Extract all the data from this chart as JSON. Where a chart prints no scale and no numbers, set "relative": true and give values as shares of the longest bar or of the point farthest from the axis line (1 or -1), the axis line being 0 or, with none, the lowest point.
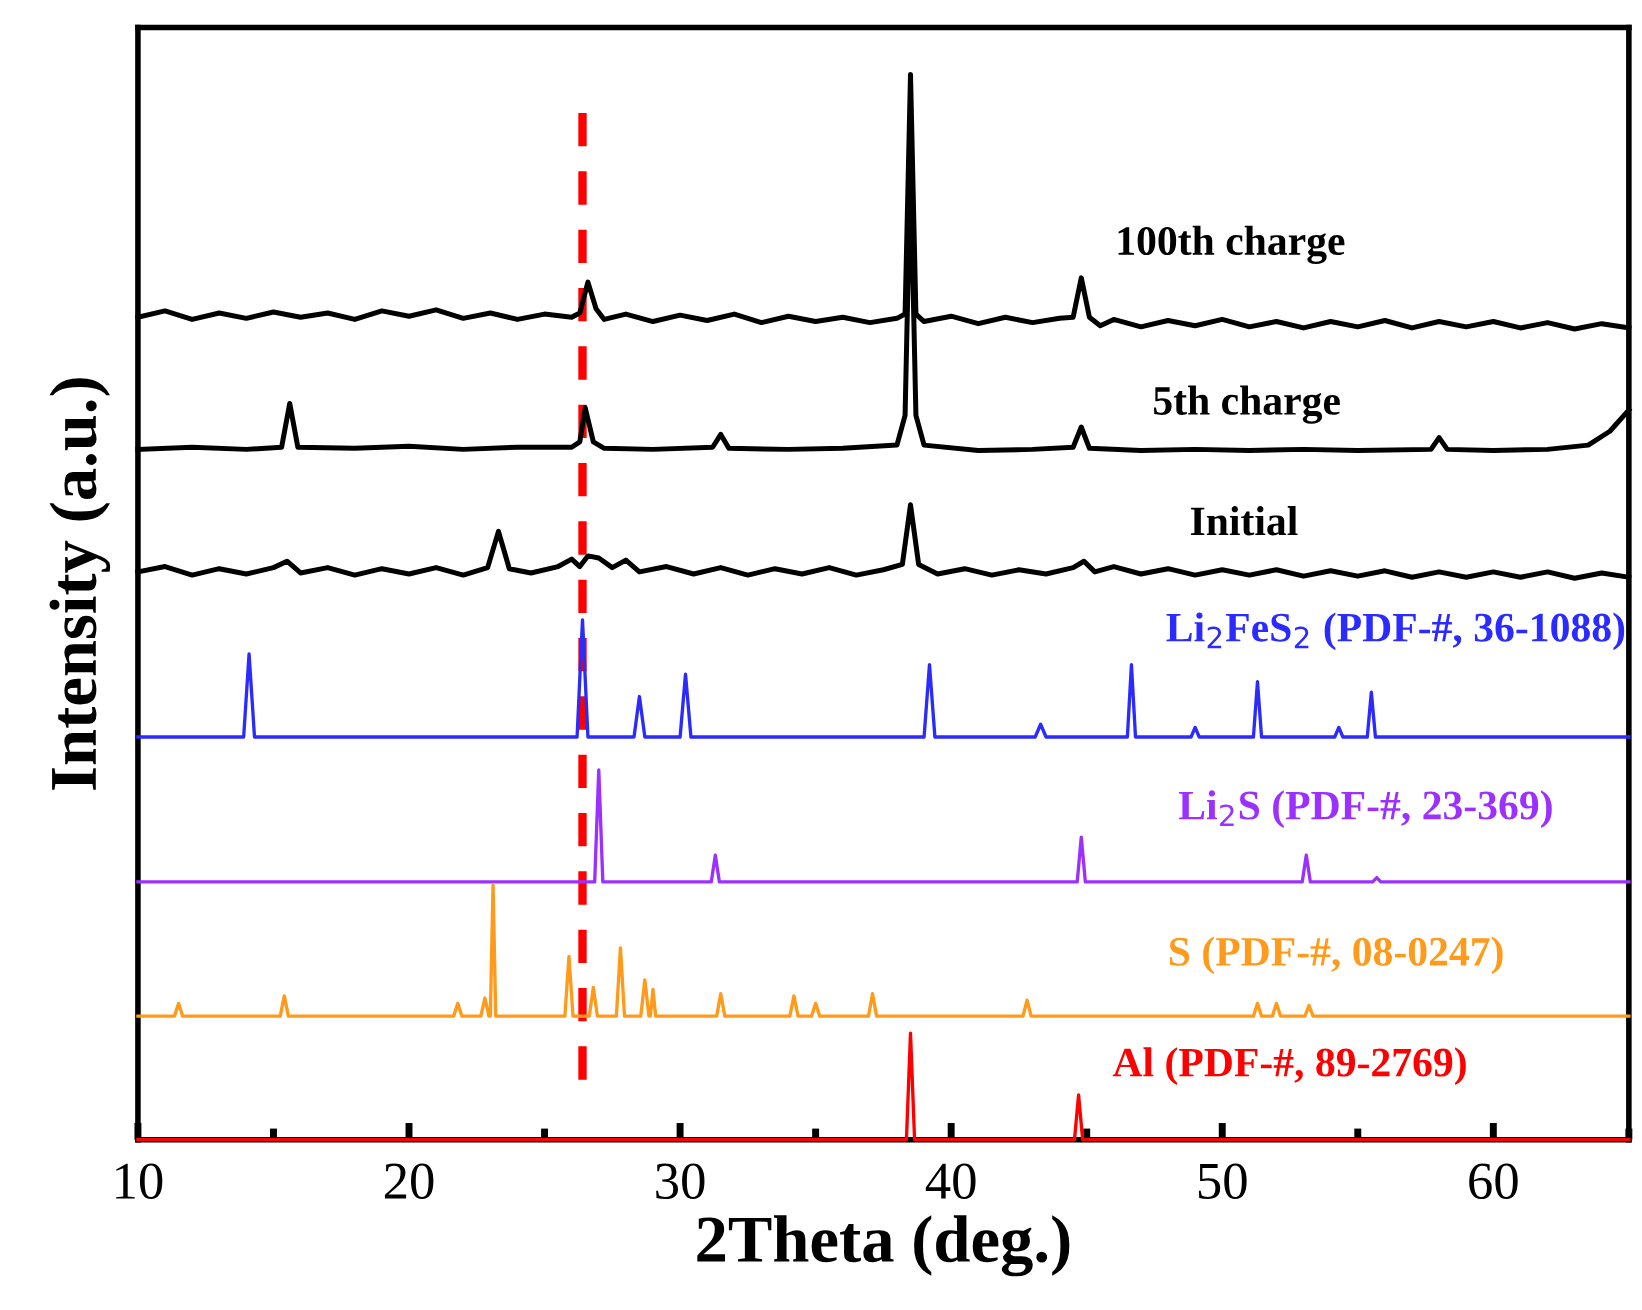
{
  "chart_data": {
    "type": "line",
    "relative": true,
    "xlabel": "2Theta (deg.)",
    "ylabel": "Intensity (a.u.)",
    "xlim": [
      10,
      65
    ],
    "xticks": [
      10,
      {
        "value": 15,
        "label": null
      },
      20,
      {
        "value": 25,
        "label": null
      },
      30,
      {
        "value": 35,
        "label": null
      },
      40,
      {
        "value": 45,
        "label": null
      },
      50,
      {
        "value": 55,
        "label": null
      },
      60,
      {
        "value": 65,
        "label": null
      }
    ],
    "tick_labels": "x",
    "grid": false,
    "legend": false,
    "ref_lines": [
      {
        "axis": "x",
        "value": 26.4,
        "label": null,
        "color": "#ff0000",
        "line_style": "dashed"
      }
    ],
    "series": [
      {
        "name": "100th charge",
        "color": "#000000",
        "x": [
          10,
          11,
          12,
          13,
          14,
          15,
          16,
          17,
          18,
          19,
          20,
          21,
          22,
          23,
          24,
          25,
          26,
          26.3,
          26.6,
          26.9,
          27.2,
          28,
          29,
          30,
          31,
          32,
          33,
          34,
          35,
          36,
          37,
          38,
          38.3,
          38.5,
          38.7,
          39,
          40,
          41,
          42,
          43,
          44,
          44.5,
          44.8,
          45.1,
          45.5,
          46,
          47,
          48,
          49,
          50,
          51,
          52,
          53,
          54,
          55,
          56,
          57,
          58,
          59,
          60,
          61,
          62,
          63,
          64,
          65
        ],
        "values": [
          0.772,
          0.778,
          0.77,
          0.776,
          0.771,
          0.777,
          0.772,
          0.776,
          0.77,
          0.778,
          0.773,
          0.779,
          0.771,
          0.776,
          0.77,
          0.775,
          0.772,
          0.776,
          0.805,
          0.78,
          0.77,
          0.775,
          0.768,
          0.774,
          0.769,
          0.775,
          0.767,
          0.773,
          0.768,
          0.772,
          0.767,
          0.771,
          0.775,
          1.0,
          0.775,
          0.768,
          0.773,
          0.766,
          0.772,
          0.767,
          0.771,
          0.772,
          0.809,
          0.772,
          0.764,
          0.77,
          0.763,
          0.769,
          0.764,
          0.77,
          0.763,
          0.768,
          0.762,
          0.768,
          0.763,
          0.769,
          0.762,
          0.768,
          0.763,
          0.768,
          0.762,
          0.767,
          0.761,
          0.766,
          0.762
        ]
      },
      {
        "name": "5th charge",
        "color": "#000000",
        "x": [
          10,
          12,
          14,
          15.3,
          15.6,
          15.9,
          18,
          20,
          22,
          24,
          26,
          26.3,
          26.5,
          26.8,
          27.2,
          29,
          31.2,
          31.5,
          31.8,
          34,
          36,
          38,
          38.3,
          38.5,
          38.7,
          39,
          41,
          43,
          44.5,
          44.8,
          45.1,
          47,
          49,
          51,
          53,
          55,
          57.7,
          58,
          58.3,
          60,
          62,
          63.5,
          64.3,
          65
        ],
        "values": [
          0.648,
          0.65,
          0.648,
          0.65,
          0.691,
          0.65,
          0.649,
          0.651,
          0.648,
          0.65,
          0.65,
          0.655,
          0.687,
          0.655,
          0.649,
          0.648,
          0.65,
          0.662,
          0.649,
          0.648,
          0.649,
          0.652,
          0.68,
          0.913,
          0.68,
          0.652,
          0.647,
          0.648,
          0.65,
          0.669,
          0.649,
          0.647,
          0.648,
          0.647,
          0.648,
          0.647,
          0.648,
          0.659,
          0.648,
          0.647,
          0.648,
          0.652,
          0.665,
          0.685
        ]
      },
      {
        "name": "Initial",
        "color": "#000000",
        "x": [
          10,
          11,
          12,
          13,
          14,
          15,
          15.5,
          16,
          17,
          18,
          19,
          20,
          21,
          22,
          22.9,
          23.3,
          23.7,
          24.5,
          25.5,
          26,
          26.3,
          26.6,
          27.0,
          27.5,
          28,
          28.5,
          29.5,
          30.5,
          31.5,
          32.5,
          33.5,
          34.5,
          35.5,
          36.5,
          37.5,
          38.2,
          38.5,
          38.8,
          39.5,
          40.5,
          41.5,
          42.5,
          43.5,
          44.5,
          44.9,
          45.3,
          46,
          47,
          48,
          49,
          50,
          51,
          52,
          53,
          54,
          55,
          56,
          57,
          58,
          59,
          60,
          61,
          62,
          63,
          64,
          65
        ],
        "values": [
          0.533,
          0.538,
          0.53,
          0.536,
          0.531,
          0.537,
          0.543,
          0.532,
          0.537,
          0.53,
          0.536,
          0.531,
          0.537,
          0.53,
          0.537,
          0.571,
          0.536,
          0.532,
          0.538,
          0.545,
          0.538,
          0.548,
          0.546,
          0.537,
          0.544,
          0.533,
          0.538,
          0.531,
          0.537,
          0.53,
          0.536,
          0.531,
          0.537,
          0.53,
          0.535,
          0.54,
          0.596,
          0.54,
          0.531,
          0.536,
          0.53,
          0.535,
          0.531,
          0.537,
          0.543,
          0.533,
          0.538,
          0.531,
          0.536,
          0.53,
          0.535,
          0.53,
          0.535,
          0.529,
          0.534,
          0.529,
          0.534,
          0.528,
          0.533,
          0.528,
          0.533,
          0.528,
          0.533,
          0.527,
          0.532,
          0.528
        ]
      },
      {
        "name": "Li$_{2}$FeS$_{2}$ (PDF-#, 36-1088)",
        "color": "#2b2bff",
        "x": [
          10,
          13.9,
          14.1,
          14.3,
          26.2,
          26.4,
          26.6,
          28.3,
          28.5,
          28.7,
          30.0,
          30.2,
          30.4,
          39.0,
          39.2,
          39.4,
          43.1,
          43.3,
          43.5,
          46.5,
          46.65,
          46.8,
          48.85,
          49.0,
          49.15,
          51.15,
          51.3,
          51.45,
          54.15,
          54.3,
          54.45,
          55.35,
          55.5,
          55.65,
          65
        ],
        "values": [
          0.378,
          0.378,
          0.456,
          0.378,
          0.378,
          0.488,
          0.378,
          0.378,
          0.416,
          0.378,
          0.378,
          0.437,
          0.378,
          0.378,
          0.446,
          0.378,
          0.378,
          0.39,
          0.378,
          0.378,
          0.446,
          0.378,
          0.378,
          0.387,
          0.378,
          0.378,
          0.43,
          0.378,
          0.378,
          0.387,
          0.378,
          0.378,
          0.42,
          0.378,
          0.378
        ]
      },
      {
        "name": "Li$_{2}$S (PDF-#, 23-369)",
        "color": "#9b30ff",
        "x": [
          10,
          26.85,
          27.0,
          27.15,
          31.15,
          31.3,
          31.45,
          44.65,
          44.8,
          44.95,
          52.95,
          53.1,
          53.25,
          55.55,
          55.7,
          55.85,
          65
        ],
        "values": [
          0.242,
          0.242,
          0.347,
          0.242,
          0.242,
          0.267,
          0.242,
          0.242,
          0.284,
          0.242,
          0.242,
          0.267,
          0.242,
          0.242,
          0.246,
          0.242,
          0.242
        ]
      },
      {
        "name": "S (PDF-#, 08-0247)",
        "color": "#ff9a1a",
        "x": [
          10,
          11.35,
          11.5,
          11.65,
          15.25,
          15.4,
          15.55,
          21.65,
          21.8,
          21.95,
          22.65,
          22.8,
          22.95,
          23.0,
          23.1,
          23.2,
          25.75,
          25.9,
          26.05,
          26.65,
          26.8,
          26.95,
          27.65,
          27.8,
          27.95,
          28.55,
          28.7,
          28.85,
          28.9,
          29.0,
          29.1,
          31.35,
          31.5,
          31.65,
          34.05,
          34.2,
          34.35,
          34.85,
          35.0,
          35.15,
          36.95,
          37.1,
          37.25,
          42.65,
          42.8,
          42.95,
          51.15,
          51.3,
          51.45,
          51.85,
          52.0,
          52.15,
          53.05,
          53.2,
          53.35,
          65
        ],
        "values": [
          0.116,
          0.116,
          0.128,
          0.116,
          0.116,
          0.135,
          0.116,
          0.116,
          0.128,
          0.116,
          0.116,
          0.133,
          0.116,
          0.116,
          0.239,
          0.116,
          0.116,
          0.172,
          0.116,
          0.116,
          0.143,
          0.116,
          0.116,
          0.18,
          0.116,
          0.116,
          0.15,
          0.116,
          0.116,
          0.141,
          0.116,
          0.116,
          0.137,
          0.116,
          0.116,
          0.135,
          0.116,
          0.116,
          0.128,
          0.116,
          0.116,
          0.137,
          0.116,
          0.116,
          0.131,
          0.116,
          0.116,
          0.128,
          0.116,
          0.116,
          0.128,
          0.116,
          0.116,
          0.126,
          0.116,
          0.116
        ]
      },
      {
        "name": "Al (PDF-#, 89-2769)",
        "color": "#ff0000",
        "x": [
          10,
          38.35,
          38.5,
          38.65,
          44.55,
          44.7,
          44.85,
          65
        ],
        "values": [
          0,
          0,
          0.1,
          0,
          0,
          0.042,
          0,
          0
        ]
      }
    ]
  }
}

◇ ◇ ◇ ◇ ◇

▶ SET TASK
Reply with the number of lines in the preceding entries that contain "true", and no other words.

▶ ANSWER TO THIS EXERCISE
2